> [Your objective]: Pull every line containing the word "emoji" from the records.

> [Material to process]:

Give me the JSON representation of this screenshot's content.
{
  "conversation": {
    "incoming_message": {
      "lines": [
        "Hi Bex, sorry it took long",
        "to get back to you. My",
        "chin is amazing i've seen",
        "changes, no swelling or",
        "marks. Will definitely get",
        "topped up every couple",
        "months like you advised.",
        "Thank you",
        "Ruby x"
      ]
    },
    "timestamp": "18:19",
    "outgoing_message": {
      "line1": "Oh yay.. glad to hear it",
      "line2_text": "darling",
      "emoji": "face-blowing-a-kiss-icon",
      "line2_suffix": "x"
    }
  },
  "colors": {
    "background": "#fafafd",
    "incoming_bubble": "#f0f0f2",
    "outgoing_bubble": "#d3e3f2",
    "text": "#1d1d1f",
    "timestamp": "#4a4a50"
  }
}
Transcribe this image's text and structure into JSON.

---

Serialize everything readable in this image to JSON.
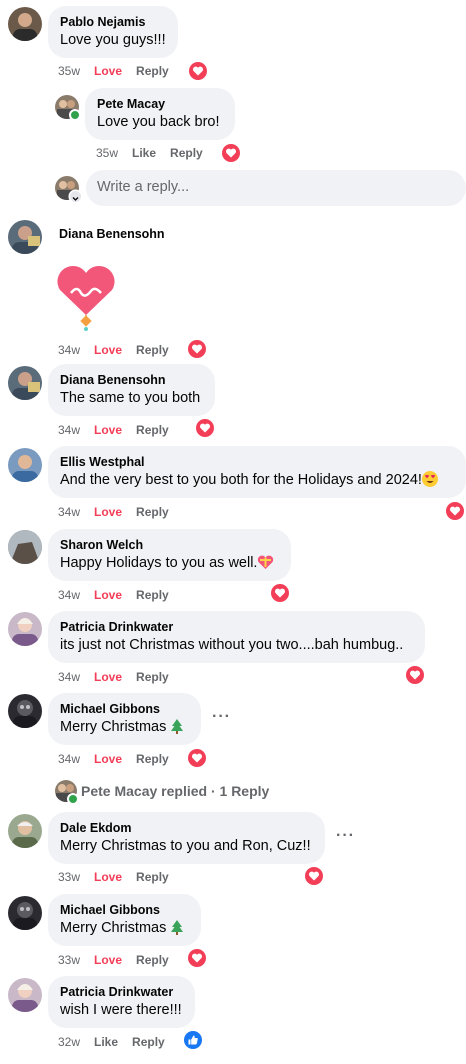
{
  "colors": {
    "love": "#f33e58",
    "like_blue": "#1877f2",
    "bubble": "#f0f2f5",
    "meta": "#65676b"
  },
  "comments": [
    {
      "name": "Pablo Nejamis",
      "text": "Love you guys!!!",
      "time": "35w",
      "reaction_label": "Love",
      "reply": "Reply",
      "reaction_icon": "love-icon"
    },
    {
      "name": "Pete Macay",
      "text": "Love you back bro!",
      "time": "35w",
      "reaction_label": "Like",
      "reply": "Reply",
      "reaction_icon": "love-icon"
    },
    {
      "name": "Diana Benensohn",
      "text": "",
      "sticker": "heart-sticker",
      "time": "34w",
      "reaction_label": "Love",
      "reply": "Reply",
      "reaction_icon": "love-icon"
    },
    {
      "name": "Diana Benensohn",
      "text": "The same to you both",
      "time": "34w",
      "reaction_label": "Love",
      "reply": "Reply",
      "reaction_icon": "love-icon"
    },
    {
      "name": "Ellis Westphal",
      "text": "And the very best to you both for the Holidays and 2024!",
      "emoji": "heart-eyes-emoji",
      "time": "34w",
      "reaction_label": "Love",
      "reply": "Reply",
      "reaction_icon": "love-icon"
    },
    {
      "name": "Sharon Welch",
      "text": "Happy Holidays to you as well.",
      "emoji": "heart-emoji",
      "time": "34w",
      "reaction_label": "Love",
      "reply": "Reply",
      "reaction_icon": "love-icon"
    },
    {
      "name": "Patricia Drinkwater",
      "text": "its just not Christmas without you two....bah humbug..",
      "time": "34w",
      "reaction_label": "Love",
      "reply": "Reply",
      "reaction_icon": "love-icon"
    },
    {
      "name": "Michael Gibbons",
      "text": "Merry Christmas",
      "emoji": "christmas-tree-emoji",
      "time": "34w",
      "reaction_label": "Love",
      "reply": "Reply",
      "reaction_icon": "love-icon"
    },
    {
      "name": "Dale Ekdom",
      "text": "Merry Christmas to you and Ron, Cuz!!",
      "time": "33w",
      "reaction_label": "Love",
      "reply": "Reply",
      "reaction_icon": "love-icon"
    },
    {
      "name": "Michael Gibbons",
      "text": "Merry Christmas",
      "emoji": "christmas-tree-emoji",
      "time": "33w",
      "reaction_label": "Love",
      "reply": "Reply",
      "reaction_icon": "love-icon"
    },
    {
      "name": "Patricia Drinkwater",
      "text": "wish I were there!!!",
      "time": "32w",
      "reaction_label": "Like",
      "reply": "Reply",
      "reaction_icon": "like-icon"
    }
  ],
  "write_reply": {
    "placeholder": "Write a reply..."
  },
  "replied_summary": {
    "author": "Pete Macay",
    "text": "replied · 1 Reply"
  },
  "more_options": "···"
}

> [Solution below]:
      "emoji": "face-blowing-a-kiss-icon",
      "emoji": "heart-eyes-emoji",
      "emoji": "heart-emoji",
      "emoji": "christmas-tree-emoji",
      "emoji": "christmas-tree-emoji",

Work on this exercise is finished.